- _Given instruction_
The exercise asks you to copy every line below in which "的正方形" appears.

- _Provided records_
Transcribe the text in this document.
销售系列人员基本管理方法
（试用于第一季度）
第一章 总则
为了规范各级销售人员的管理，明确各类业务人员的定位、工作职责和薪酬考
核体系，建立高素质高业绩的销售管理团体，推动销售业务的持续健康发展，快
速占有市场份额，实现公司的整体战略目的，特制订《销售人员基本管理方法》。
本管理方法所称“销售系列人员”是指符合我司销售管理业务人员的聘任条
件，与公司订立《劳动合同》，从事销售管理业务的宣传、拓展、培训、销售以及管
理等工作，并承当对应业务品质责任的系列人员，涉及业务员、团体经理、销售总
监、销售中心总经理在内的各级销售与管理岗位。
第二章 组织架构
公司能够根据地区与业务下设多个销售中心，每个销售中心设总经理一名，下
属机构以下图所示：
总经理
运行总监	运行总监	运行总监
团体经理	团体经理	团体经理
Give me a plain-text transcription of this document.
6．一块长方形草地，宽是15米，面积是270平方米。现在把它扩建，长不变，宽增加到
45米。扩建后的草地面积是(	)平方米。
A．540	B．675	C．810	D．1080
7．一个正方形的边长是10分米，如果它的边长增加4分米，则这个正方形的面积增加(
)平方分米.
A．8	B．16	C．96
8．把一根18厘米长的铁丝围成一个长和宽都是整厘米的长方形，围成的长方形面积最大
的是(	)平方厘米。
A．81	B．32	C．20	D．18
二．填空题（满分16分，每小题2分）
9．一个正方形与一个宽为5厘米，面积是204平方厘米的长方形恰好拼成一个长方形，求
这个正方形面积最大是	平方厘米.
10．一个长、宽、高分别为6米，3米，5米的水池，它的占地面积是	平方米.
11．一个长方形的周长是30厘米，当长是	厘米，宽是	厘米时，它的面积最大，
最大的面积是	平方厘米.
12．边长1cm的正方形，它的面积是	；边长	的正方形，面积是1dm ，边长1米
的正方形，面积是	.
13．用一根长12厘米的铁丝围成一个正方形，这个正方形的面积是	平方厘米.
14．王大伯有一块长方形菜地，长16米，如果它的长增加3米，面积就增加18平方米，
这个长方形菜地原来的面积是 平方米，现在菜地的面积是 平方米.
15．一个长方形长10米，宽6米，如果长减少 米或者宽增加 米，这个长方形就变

- _Complete response_
12．边长1cm的正方形，它的面积是	；边长	的正方形，面积是1dm ，边长1米
的正方形，面积是	.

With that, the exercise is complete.